Problem statement: Will you write out all the entries below exactly?

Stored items

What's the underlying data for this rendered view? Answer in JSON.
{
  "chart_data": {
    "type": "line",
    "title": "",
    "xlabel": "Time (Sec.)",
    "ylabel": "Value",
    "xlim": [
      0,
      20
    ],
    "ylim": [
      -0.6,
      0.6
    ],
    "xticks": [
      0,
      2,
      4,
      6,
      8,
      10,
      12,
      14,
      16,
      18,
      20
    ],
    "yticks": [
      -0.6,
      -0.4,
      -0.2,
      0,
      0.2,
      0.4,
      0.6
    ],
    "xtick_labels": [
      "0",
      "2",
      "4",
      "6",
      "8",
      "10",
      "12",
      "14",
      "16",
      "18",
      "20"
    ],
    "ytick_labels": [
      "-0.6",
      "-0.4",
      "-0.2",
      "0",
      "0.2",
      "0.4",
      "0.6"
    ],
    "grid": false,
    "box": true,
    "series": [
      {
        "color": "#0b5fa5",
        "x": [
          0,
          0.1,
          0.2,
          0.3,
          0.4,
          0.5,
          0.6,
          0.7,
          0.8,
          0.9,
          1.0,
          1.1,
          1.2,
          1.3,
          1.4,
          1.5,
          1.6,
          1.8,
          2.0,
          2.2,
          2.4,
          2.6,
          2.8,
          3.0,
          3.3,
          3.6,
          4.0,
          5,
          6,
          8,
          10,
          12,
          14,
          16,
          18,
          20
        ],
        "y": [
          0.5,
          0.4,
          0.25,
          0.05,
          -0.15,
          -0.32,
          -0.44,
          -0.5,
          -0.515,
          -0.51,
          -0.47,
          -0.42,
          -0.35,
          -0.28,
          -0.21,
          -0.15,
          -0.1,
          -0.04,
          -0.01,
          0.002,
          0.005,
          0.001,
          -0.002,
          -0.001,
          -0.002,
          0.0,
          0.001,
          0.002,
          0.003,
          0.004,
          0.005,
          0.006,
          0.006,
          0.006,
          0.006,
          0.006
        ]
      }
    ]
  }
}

Result of the exercise:
What's the underlying data for this rendered view? Answer in JSON.
{
  "chart_data": {
    "type": "line",
    "title": "",
    "xlabel": "Time (Sec.)",
    "ylabel": "Value",
    "xlim": [
      0,
      20
    ],
    "ylim": [
      -0.6,
      0.6
    ],
    "xticks": [
      0,
      2,
      4,
      6,
      8,
      10,
      12,
      14,
      16,
      18,
      20
    ],
    "yticks": [
      -0.6,
      -0.4,
      -0.2,
      0,
      0.2,
      0.4,
      0.6
    ],
    "xtick_labels": [
      "0",
      "2",
      "4",
      "6",
      "8",
      "10",
      "12",
      "14",
      "16",
      "18",
      "20"
    ],
    "ytick_labels": [
      "-0.6",
      "-0.4",
      "-0.2",
      "0",
      "0.2",
      "0.4",
      "0.6"
    ],
    "grid": false,
    "box": true,
    "series": [
      {
        "color": "#0b5fa5",
        "x": [
          0,
          0.1,
          0.2,
          0.3,
          0.4,
          0.5,
          0.6,
          0.7,
          0.8,
          0.9,
          1.0,
          1.1,
          1.2,
          1.3,
          1.4,
          1.5,
          1.6,
          1.8,
          2.0,
          2.2,
          2.4,
          2.6,
          2.8,
          3.0,
          3.3,
          3.6,
          4.0,
          5,
          6,
          8,
          10,
          12,
          14,
          16,
          18,
          20
        ],
        "y": [
          0.5,
          0.4,
          0.25,
          0.05,
          -0.15,
          -0.32,
          -0.44,
          -0.5,
          -0.515,
          -0.51,
          -0.47,
          -0.42,
          -0.35,
          -0.28,
          -0.21,
          -0.15,
          -0.1,
          -0.04,
          -0.01,
          0.002,
          0.005,
          0.001,
          -0.002,
          -0.001,
          -0.002,
          0.0,
          0.001,
          0.002,
          0.003,
          0.004,
          0.005,
          0.006,
          0.006,
          0.006,
          0.006,
          0.006
        ]
      }
    ]
  }
}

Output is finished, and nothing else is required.